— START OF MATERIAL FOR THIS EXERCISE —

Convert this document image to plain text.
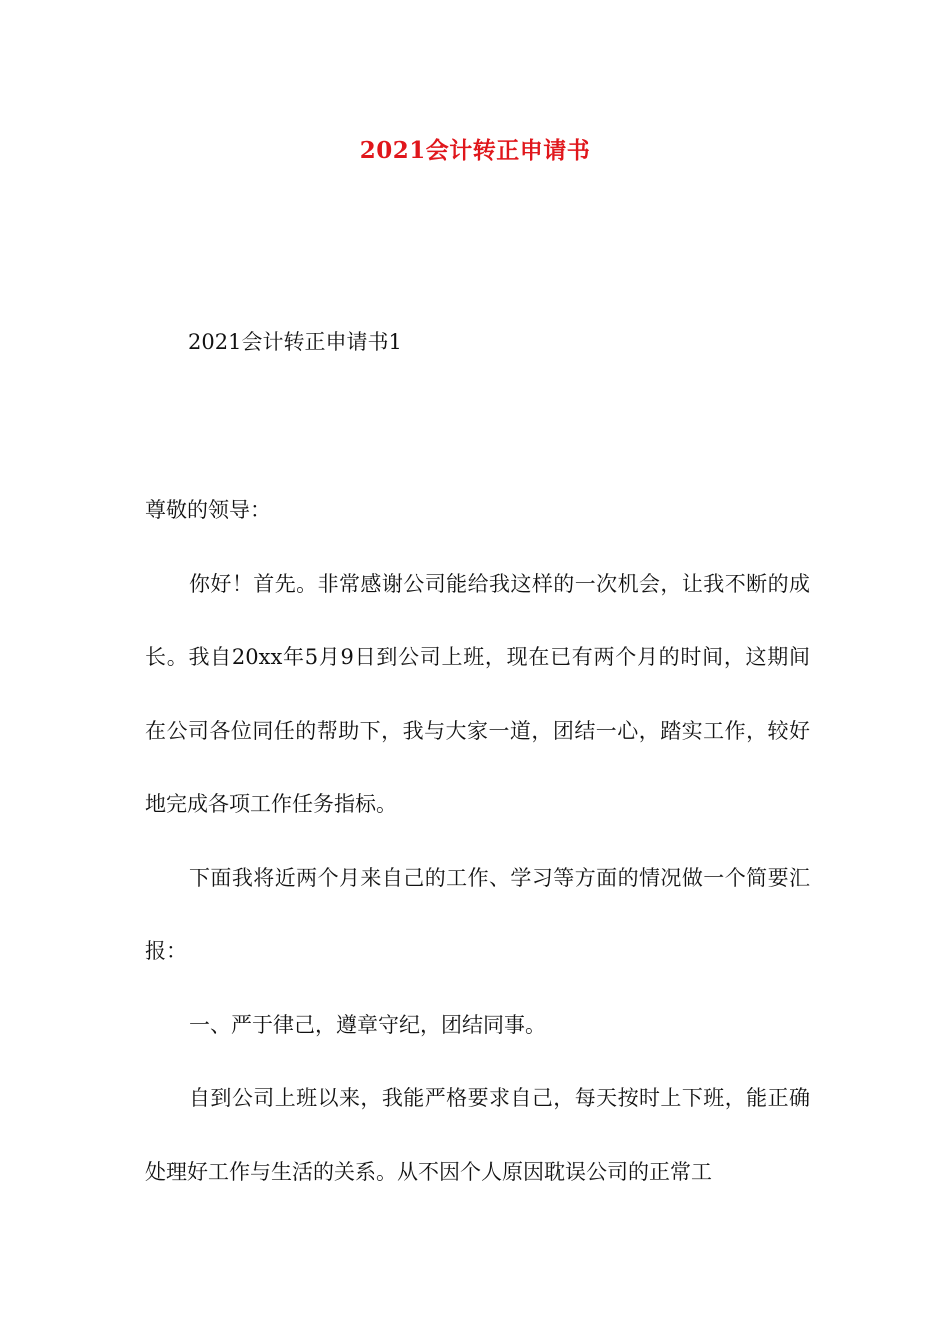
2021会计转正申请书
2021会计转正申请书1

尊敬的领导：

你好！首先。非常感谢公司能给我这样的一次机会，让我不断的成长。我自20xx年5月9日到公司上班，现在已有两个月的时间，这期间在公司各位同任的帮助下，我与大家一道，团结一心，踏实工作，较好地完成各项工作任务指标。

下面我将近两个月来自己的工作、学习等方面的情况做一个简要汇报：

一、严于律己，遵章守纪，团结同事。

自到公司上班以来，我能严格要求自己，每天按时上下班，能正确处理好工作与生活的关系。从不因个人原因耽误公司的正常工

— END OF MATERIAL FOR THIS EXERCISE —

▶ [SET PROBLEM]:
Output an exact copy of the material, with the pictures removed.

▶ [THE COMPLETED TASK]:
Convert this document image to plain text.
2021会计转正申请书
2021会计转正申请书1

尊敬的领导：

你好！首先。非常感谢公司能给我这样的一次机会，让我不断的成长。我自20xx年5月9日到公司上班，现在已有两个月的时间，这期间在公司各位同任的帮助下，我与大家一道，团结一心，踏实工作，较好地完成各项工作任务指标。

下面我将近两个月来自己的工作、学习等方面的情况做一个简要汇报：

一、严于律己，遵章守纪，团结同事。

自到公司上班以来，我能严格要求自己，每天按时上下班，能正确处理好工作与生活的关系。从不因个人原因耽误公司的正常工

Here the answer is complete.